> WHAT TO PRODUCE: Repeat the entries below exactly as they appear, with no pictures.

━━━

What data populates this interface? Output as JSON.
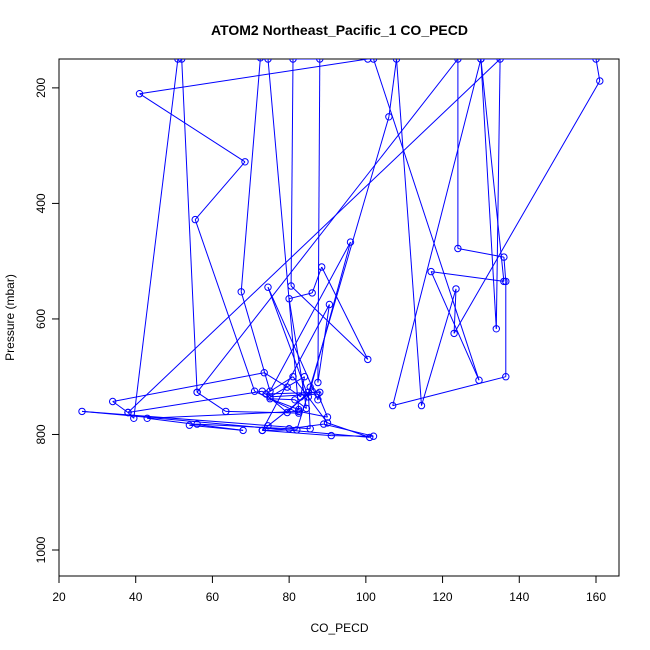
{
  "chart_data": {
    "type": "line",
    "title": "ATOM2 Northeast_Pacific_1 CO_PECD",
    "xlabel": "CO_PECD",
    "ylabel": "Pressure (mbar)",
    "xlim": [
      20,
      166
    ],
    "ylim": [
      1045,
      150
    ],
    "y_axis_inverted": true,
    "x_ticks": [
      20,
      40,
      60,
      80,
      100,
      120,
      140,
      160
    ],
    "y_ticks": [
      200,
      400,
      600,
      800,
      1000
    ],
    "grid": false,
    "line_color": "#0000ff",
    "marker": "open-circle",
    "series": [
      {
        "points": [
          [
            86.0,
            725
          ],
          [
            74.5,
            785
          ],
          [
            73.0,
            793
          ],
          [
            91.0,
            802
          ],
          [
            102.0,
            803
          ],
          [
            89.0,
            782
          ],
          [
            80.0,
            790
          ],
          [
            56.0,
            782
          ],
          [
            54.0,
            784
          ],
          [
            68.0,
            793
          ],
          [
            43.0,
            772
          ],
          [
            82.5,
            760
          ],
          [
            90.0,
            770
          ],
          [
            87.5,
            730
          ],
          [
            75.0,
            735
          ],
          [
            84.0,
            700
          ],
          [
            83.0,
            735
          ],
          [
            79.5,
            718
          ],
          [
            73.5,
            693
          ],
          [
            34.0,
            743
          ],
          [
            38.0,
            762
          ],
          [
            73.0,
            725
          ],
          [
            79.5,
            762
          ],
          [
            85.0,
            727
          ],
          [
            85.5,
            790
          ],
          [
            26.0,
            760
          ],
          [
            101.0,
            805
          ],
          [
            90.0,
            780
          ],
          [
            81.0,
            700
          ],
          [
            74.0,
            730
          ],
          [
            88.0,
            727
          ],
          [
            87.5,
            740
          ],
          [
            74.5,
            545
          ],
          [
            85.0,
            735
          ],
          [
            96.0,
            467
          ],
          [
            75.0,
            725
          ],
          [
            67.5,
            553
          ],
          [
            72.5,
            148
          ],
          [
            74.5,
            150
          ],
          [
            82.5,
            757
          ],
          [
            75.0,
            738
          ],
          [
            81.5,
            740
          ],
          [
            84.5,
            755
          ],
          [
            80.0,
            565
          ],
          [
            86.0,
            555
          ],
          [
            88.5,
            510
          ],
          [
            100.5,
            670
          ],
          [
            80.5,
            543
          ],
          [
            81.0,
            150
          ],
          [
            88.0,
            150
          ],
          [
            87.5,
            710
          ],
          [
            90.5,
            575
          ],
          [
            73.0,
            793
          ],
          [
            82.0,
            792
          ],
          [
            85.5,
            718
          ],
          [
            106.0,
            250
          ],
          [
            108.0,
            150
          ],
          [
            114.5,
            750
          ],
          [
            123.5,
            548
          ],
          [
            123.0,
            625
          ],
          [
            161.0,
            188
          ],
          [
            160.0,
            150
          ],
          [
            130.0,
            150
          ],
          [
            107.0,
            750
          ],
          [
            136.5,
            700
          ],
          [
            136.5,
            535
          ],
          [
            136.0,
            493
          ],
          [
            124.0,
            478
          ],
          [
            124.0,
            150
          ],
          [
            56.0,
            727
          ],
          [
            63.5,
            760
          ],
          [
            82.5,
            763
          ],
          [
            71.0,
            725
          ],
          [
            55.5,
            428
          ],
          [
            68.5,
            328
          ],
          [
            41.0,
            210
          ],
          [
            100.5,
            150
          ],
          [
            102.0,
            150
          ],
          [
            129.5,
            706
          ],
          [
            117.0,
            518
          ],
          [
            136.0,
            535
          ],
          [
            130.0,
            150
          ],
          [
            134.0,
            617
          ],
          [
            135.0,
            150
          ],
          [
            38.0,
            762
          ],
          [
            39.5,
            772
          ],
          [
            51.0,
            150
          ],
          [
            52.0,
            150
          ],
          [
            56.0,
            727
          ]
        ]
      }
    ]
  }
}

━━━

> RESPONSE TO THIS TASK:
What data populates this interface? Output as JSON.
{
  "chart_data": {
    "type": "line",
    "title": "ATOM2 Northeast_Pacific_1 CO_PECD",
    "xlabel": "CO_PECD",
    "ylabel": "Pressure (mbar)",
    "xlim": [
      20,
      166
    ],
    "ylim": [
      1045,
      150
    ],
    "y_axis_inverted": true,
    "x_ticks": [
      20,
      40,
      60,
      80,
      100,
      120,
      140,
      160
    ],
    "y_ticks": [
      200,
      400,
      600,
      800,
      1000
    ],
    "grid": false,
    "line_color": "#0000ff",
    "marker": "open-circle",
    "series": [
      {
        "points": [
          [
            86.0,
            725
          ],
          [
            74.5,
            785
          ],
          [
            73.0,
            793
          ],
          [
            91.0,
            802
          ],
          [
            102.0,
            803
          ],
          [
            89.0,
            782
          ],
          [
            80.0,
            790
          ],
          [
            56.0,
            782
          ],
          [
            54.0,
            784
          ],
          [
            68.0,
            793
          ],
          [
            43.0,
            772
          ],
          [
            82.5,
            760
          ],
          [
            90.0,
            770
          ],
          [
            87.5,
            730
          ],
          [
            75.0,
            735
          ],
          [
            84.0,
            700
          ],
          [
            83.0,
            735
          ],
          [
            79.5,
            718
          ],
          [
            73.5,
            693
          ],
          [
            34.0,
            743
          ],
          [
            38.0,
            762
          ],
          [
            73.0,
            725
          ],
          [
            79.5,
            762
          ],
          [
            85.0,
            727
          ],
          [
            85.5,
            790
          ],
          [
            26.0,
            760
          ],
          [
            101.0,
            805
          ],
          [
            90.0,
            780
          ],
          [
            81.0,
            700
          ],
          [
            74.0,
            730
          ],
          [
            88.0,
            727
          ],
          [
            87.5,
            740
          ],
          [
            74.5,
            545
          ],
          [
            85.0,
            735
          ],
          [
            96.0,
            467
          ],
          [
            75.0,
            725
          ],
          [
            67.5,
            553
          ],
          [
            72.5,
            148
          ],
          [
            74.5,
            150
          ],
          [
            82.5,
            757
          ],
          [
            75.0,
            738
          ],
          [
            81.5,
            740
          ],
          [
            84.5,
            755
          ],
          [
            80.0,
            565
          ],
          [
            86.0,
            555
          ],
          [
            88.5,
            510
          ],
          [
            100.5,
            670
          ],
          [
            80.5,
            543
          ],
          [
            81.0,
            150
          ],
          [
            88.0,
            150
          ],
          [
            87.5,
            710
          ],
          [
            90.5,
            575
          ],
          [
            73.0,
            793
          ],
          [
            82.0,
            792
          ],
          [
            85.5,
            718
          ],
          [
            106.0,
            250
          ],
          [
            108.0,
            150
          ],
          [
            114.5,
            750
          ],
          [
            123.5,
            548
          ],
          [
            123.0,
            625
          ],
          [
            161.0,
            188
          ],
          [
            160.0,
            150
          ],
          [
            130.0,
            150
          ],
          [
            107.0,
            750
          ],
          [
            136.5,
            700
          ],
          [
            136.5,
            535
          ],
          [
            136.0,
            493
          ],
          [
            124.0,
            478
          ],
          [
            124.0,
            150
          ],
          [
            56.0,
            727
          ],
          [
            63.5,
            760
          ],
          [
            82.5,
            763
          ],
          [
            71.0,
            725
          ],
          [
            55.5,
            428
          ],
          [
            68.5,
            328
          ],
          [
            41.0,
            210
          ],
          [
            100.5,
            150
          ],
          [
            102.0,
            150
          ],
          [
            129.5,
            706
          ],
          [
            117.0,
            518
          ],
          [
            136.0,
            535
          ],
          [
            130.0,
            150
          ],
          [
            134.0,
            617
          ],
          [
            135.0,
            150
          ],
          [
            38.0,
            762
          ],
          [
            39.5,
            772
          ],
          [
            51.0,
            150
          ],
          [
            52.0,
            150
          ],
          [
            56.0,
            727
          ]
        ]
      }
    ]
  }
}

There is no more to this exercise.